What is asked. Exact repetition is required: output every record in full.

Extracted data.
* * * * * * *

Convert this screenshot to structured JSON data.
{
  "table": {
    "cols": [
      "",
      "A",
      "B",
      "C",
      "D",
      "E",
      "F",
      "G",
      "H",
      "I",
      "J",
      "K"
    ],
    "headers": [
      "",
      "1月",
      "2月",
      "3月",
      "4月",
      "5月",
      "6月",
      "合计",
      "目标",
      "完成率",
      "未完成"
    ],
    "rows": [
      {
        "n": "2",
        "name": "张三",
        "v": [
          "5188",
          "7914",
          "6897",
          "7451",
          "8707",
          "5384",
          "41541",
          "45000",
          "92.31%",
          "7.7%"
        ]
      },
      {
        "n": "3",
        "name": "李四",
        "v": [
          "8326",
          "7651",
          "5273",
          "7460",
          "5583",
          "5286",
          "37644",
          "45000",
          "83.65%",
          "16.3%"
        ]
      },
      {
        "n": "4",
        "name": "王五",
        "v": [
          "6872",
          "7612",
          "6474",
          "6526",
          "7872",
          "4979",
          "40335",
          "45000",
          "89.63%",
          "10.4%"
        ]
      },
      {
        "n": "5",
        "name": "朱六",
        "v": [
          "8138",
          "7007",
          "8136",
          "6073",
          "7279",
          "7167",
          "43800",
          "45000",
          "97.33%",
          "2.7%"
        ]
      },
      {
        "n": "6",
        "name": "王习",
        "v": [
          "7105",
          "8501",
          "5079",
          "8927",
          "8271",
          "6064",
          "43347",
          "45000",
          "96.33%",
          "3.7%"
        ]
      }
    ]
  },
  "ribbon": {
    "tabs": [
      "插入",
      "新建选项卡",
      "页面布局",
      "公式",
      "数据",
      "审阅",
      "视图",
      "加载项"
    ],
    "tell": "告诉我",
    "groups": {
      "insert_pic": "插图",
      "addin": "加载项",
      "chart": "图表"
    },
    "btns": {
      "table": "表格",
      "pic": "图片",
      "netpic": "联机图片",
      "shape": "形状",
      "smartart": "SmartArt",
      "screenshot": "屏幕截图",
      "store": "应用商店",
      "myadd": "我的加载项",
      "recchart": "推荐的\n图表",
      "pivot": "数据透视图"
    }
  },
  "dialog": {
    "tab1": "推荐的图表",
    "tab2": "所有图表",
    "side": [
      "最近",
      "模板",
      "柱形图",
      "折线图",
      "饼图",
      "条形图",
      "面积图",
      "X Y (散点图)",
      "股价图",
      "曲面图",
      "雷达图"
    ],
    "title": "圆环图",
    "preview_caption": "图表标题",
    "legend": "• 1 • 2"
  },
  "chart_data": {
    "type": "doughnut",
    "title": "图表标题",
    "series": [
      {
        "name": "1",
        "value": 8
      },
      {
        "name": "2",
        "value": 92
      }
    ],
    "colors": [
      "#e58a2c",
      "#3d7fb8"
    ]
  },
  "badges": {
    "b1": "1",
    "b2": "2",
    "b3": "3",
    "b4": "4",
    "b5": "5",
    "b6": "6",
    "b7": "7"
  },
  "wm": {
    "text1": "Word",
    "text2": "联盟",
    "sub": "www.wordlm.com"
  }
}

* * * * * * *

Answer in full.
Convert this screenshot to structured JSON data.
{
  "table": {
    "cols": [
      "",
      "A",
      "B",
      "C",
      "D",
      "E",
      "F",
      "G",
      "H",
      "I",
      "J",
      "K"
    ],
    "headers": [
      "",
      "1月",
      "2月",
      "3月",
      "4月",
      "5月",
      "6月",
      "合计",
      "目标",
      "完成率",
      "未完成"
    ],
    "rows": [
      {
        "n": "2",
        "name": "张三",
        "v": [
          "5188",
          "7914",
          "6897",
          "7451",
          "8707",
          "5384",
          "41541",
          "45000",
          "92.31%",
          "7.7%"
        ]
      },
      {
        "n": "3",
        "name": "李四",
        "v": [
          "8326",
          "7651",
          "5273",
          "7460",
          "5583",
          "5286",
          "37644",
          "45000",
          "83.65%",
          "16.3%"
        ]
      },
      {
        "n": "4",
        "name": "王五",
        "v": [
          "6872",
          "7612",
          "6474",
          "6526",
          "7872",
          "4979",
          "40335",
          "45000",
          "89.63%",
          "10.4%"
        ]
      },
      {
        "n": "5",
        "name": "朱六",
        "v": [
          "8138",
          "7007",
          "8136",
          "6073",
          "7279",
          "7167",
          "43800",
          "45000",
          "97.33%",
          "2.7%"
        ]
      },
      {
        "n": "6",
        "name": "王习",
        "v": [
          "7105",
          "8501",
          "5079",
          "8927",
          "8271",
          "6064",
          "43347",
          "45000",
          "96.33%",
          "3.7%"
        ]
      }
    ]
  },
  "ribbon": {
    "tabs": [
      "插入",
      "新建选项卡",
      "页面布局",
      "公式",
      "数据",
      "审阅",
      "视图",
      "加载项"
    ],
    "tell": "告诉我",
    "groups": {
      "insert_pic": "插图",
      "addin": "加载项",
      "chart": "图表"
    },
    "btns": {
      "table": "表格",
      "pic": "图片",
      "netpic": "联机图片",
      "shape": "形状",
      "smartart": "SmartArt",
      "screenshot": "屏幕截图",
      "store": "应用商店",
      "myadd": "我的加载项",
      "recchart": "推荐的\n图表",
      "pivot": "数据透视图"
    }
  },
  "dialog": {
    "tab1": "推荐的图表",
    "tab2": "所有图表",
    "side": [
      "最近",
      "模板",
      "柱形图",
      "折线图",
      "饼图",
      "条形图",
      "面积图",
      "X Y (散点图)",
      "股价图",
      "曲面图",
      "雷达图"
    ],
    "title": "圆环图",
    "preview_caption": "图表标题",
    "legend": "• 1 • 2"
  },
  "chart_data": {
    "type": "doughnut",
    "title": "图表标题",
    "series": [
      {
        "name": "1",
        "value": 8
      },
      {
        "name": "2",
        "value": 92
      }
    ],
    "colors": [
      "#e58a2c",
      "#3d7fb8"
    ]
  },
  "badges": {
    "b1": "1",
    "b2": "2",
    "b3": "3",
    "b4": "4",
    "b5": "5",
    "b6": "6",
    "b7": "7"
  },
  "wm": {
    "text1": "Word",
    "text2": "联盟",
    "sub": "www.wordlm.com"
  }
}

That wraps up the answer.